# Work instructions
Copy out every line in the items below that contains the string "area". Case counts.

::: Data for the task :::

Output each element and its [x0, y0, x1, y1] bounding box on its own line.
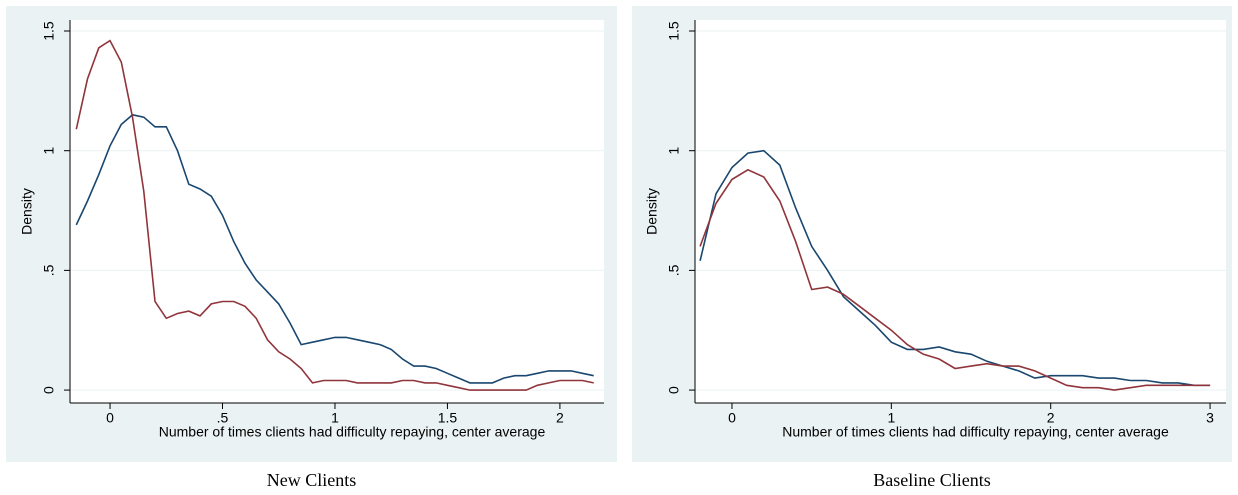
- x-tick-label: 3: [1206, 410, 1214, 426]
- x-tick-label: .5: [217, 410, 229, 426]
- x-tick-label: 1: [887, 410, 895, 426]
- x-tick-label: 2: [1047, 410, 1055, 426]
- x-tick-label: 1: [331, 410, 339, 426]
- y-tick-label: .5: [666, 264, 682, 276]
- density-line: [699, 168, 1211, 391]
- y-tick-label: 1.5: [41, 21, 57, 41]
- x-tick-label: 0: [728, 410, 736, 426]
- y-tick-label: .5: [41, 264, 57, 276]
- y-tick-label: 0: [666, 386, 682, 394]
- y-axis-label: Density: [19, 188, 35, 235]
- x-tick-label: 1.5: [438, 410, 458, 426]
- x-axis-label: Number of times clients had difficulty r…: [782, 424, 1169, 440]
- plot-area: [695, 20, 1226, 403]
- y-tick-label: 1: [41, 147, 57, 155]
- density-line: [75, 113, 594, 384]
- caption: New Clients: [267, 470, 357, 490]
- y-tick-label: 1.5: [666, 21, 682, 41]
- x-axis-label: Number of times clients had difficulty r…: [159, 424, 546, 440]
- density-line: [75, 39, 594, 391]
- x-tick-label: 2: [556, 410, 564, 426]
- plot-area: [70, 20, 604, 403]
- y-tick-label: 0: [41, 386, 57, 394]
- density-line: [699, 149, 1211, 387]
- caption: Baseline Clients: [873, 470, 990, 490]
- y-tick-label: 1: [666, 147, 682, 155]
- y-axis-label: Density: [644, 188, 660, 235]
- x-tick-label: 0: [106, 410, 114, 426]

:::

# Output
- plot-area: [695, 20, 1226, 403]
- plot-area: [70, 20, 604, 403]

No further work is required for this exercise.